**Task to complete**.
Copy each line of the listing below exactly.

**Stored data**.

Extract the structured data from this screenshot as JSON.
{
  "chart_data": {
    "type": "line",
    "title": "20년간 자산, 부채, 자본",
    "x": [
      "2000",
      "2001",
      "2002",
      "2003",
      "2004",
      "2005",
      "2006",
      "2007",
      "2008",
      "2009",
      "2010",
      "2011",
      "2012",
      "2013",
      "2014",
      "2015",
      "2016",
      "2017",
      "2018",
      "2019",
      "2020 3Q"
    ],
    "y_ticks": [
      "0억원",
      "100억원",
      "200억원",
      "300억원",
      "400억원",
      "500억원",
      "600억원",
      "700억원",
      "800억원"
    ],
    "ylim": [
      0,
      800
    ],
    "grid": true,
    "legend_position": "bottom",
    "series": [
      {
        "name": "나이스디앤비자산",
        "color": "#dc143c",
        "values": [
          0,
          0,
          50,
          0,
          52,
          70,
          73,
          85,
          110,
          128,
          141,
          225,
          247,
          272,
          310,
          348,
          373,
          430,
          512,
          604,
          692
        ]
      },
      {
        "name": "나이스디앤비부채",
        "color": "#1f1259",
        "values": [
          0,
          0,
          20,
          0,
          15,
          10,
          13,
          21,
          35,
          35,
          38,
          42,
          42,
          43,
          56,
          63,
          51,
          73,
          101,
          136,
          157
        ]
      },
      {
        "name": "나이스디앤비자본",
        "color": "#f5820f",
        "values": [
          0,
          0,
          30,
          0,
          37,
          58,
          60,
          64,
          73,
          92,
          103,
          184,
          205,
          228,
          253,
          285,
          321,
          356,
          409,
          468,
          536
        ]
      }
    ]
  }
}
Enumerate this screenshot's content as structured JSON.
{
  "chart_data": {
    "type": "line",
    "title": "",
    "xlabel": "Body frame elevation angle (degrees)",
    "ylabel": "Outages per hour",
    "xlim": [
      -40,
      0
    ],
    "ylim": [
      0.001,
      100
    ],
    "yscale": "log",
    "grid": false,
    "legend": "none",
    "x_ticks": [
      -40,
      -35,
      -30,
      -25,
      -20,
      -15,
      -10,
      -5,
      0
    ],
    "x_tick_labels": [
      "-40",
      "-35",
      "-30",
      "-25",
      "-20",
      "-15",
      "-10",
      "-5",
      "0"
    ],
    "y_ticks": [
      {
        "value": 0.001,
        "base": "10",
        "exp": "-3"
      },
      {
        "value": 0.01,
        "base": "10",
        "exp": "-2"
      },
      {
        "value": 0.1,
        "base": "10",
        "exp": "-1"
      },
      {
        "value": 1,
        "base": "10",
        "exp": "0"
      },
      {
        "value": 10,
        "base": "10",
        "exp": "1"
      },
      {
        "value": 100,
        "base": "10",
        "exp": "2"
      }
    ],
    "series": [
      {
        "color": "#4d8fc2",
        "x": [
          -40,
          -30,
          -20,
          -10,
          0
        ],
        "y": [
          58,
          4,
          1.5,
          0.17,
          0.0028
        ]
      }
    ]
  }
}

**Output of the exercise**.
Extract the structured data from this screenshot as JSON.
{
  "chart_data": {
    "type": "line",
    "title": "20년간 자산, 부채, 자본",
    "x": [
      "2000",
      "2001",
      "2002",
      "2003",
      "2004",
      "2005",
      "2006",
      "2007",
      "2008",
      "2009",
      "2010",
      "2011",
      "2012",
      "2013",
      "2014",
      "2015",
      "2016",
      "2017",
      "2018",
      "2019",
      "2020 3Q"
    ],
    "y_ticks": [
      "0억원",
      "100억원",
      "200억원",
      "300억원",
      "400억원",
      "500억원",
      "600억원",
      "700억원",
      "800억원"
    ],
    "ylim": [
      0,
      800
    ],
    "grid": true,
    "legend_position": "bottom",
    "series": [
      {
        "name": "나이스디앤비자산",
        "color": "#dc143c",
        "values": [
          0,
          0,
          50,
          0,
          52,
          70,
          73,
          85,
          110,
          128,
          141,
          225,
          247,
          272,
          310,
          348,
          373,
          430,
          512,
          604,
          692
        ]
      },
      {
        "name": "나이스디앤비부채",
        "color": "#1f1259",
        "values": [
          0,
          0,
          20,
          0,
          15,
          10,
          13,
          21,
          35,
          35,
          38,
          42,
          42,
          43,
          56,
          63,
          51,
          73,
          101,
          136,
          157
        ]
      },
      {
        "name": "나이스디앤비자본",
        "color": "#f5820f",
        "values": [
          0,
          0,
          30,
          0,
          37,
          58,
          60,
          64,
          73,
          92,
          103,
          184,
          205,
          228,
          253,
          285,
          321,
          356,
          409,
          468,
          536
        ]
      }
    ]
  }
}
Enumerate this screenshot's content as structured JSON.
{
  "chart_data": {
    "type": "line",
    "title": "",
    "xlabel": "Body frame elevation angle (degrees)",
    "ylabel": "Outages per hour",
    "xlim": [
      -40,
      0
    ],
    "ylim": [
      0.001,
      100
    ],
    "yscale": "log",
    "grid": false,
    "legend": "none",
    "x_ticks": [
      -40,
      -35,
      -30,
      -25,
      -20,
      -15,
      -10,
      -5,
      0
    ],
    "x_tick_labels": [
      "-40",
      "-35",
      "-30",
      "-25",
      "-20",
      "-15",
      "-10",
      "-5",
      "0"
    ],
    "y_ticks": [
      {
        "value": 0.001,
        "base": "10",
        "exp": "-3"
      },
      {
        "value": 0.01,
        "base": "10",
        "exp": "-2"
      },
      {
        "value": 0.1,
        "base": "10",
        "exp": "-1"
      },
      {
        "value": 1,
        "base": "10",
        "exp": "0"
      },
      {
        "value": 10,
        "base": "10",
        "exp": "1"
      },
      {
        "value": 100,
        "base": "10",
        "exp": "2"
      }
    ],
    "series": [
      {
        "color": "#4d8fc2",
        "x": [
          -40,
          -30,
          -20,
          -10,
          0
        ],
        "y": [
          58,
          4,
          1.5,
          0.17,
          0.0028
        ]
      }
    ]
  }
}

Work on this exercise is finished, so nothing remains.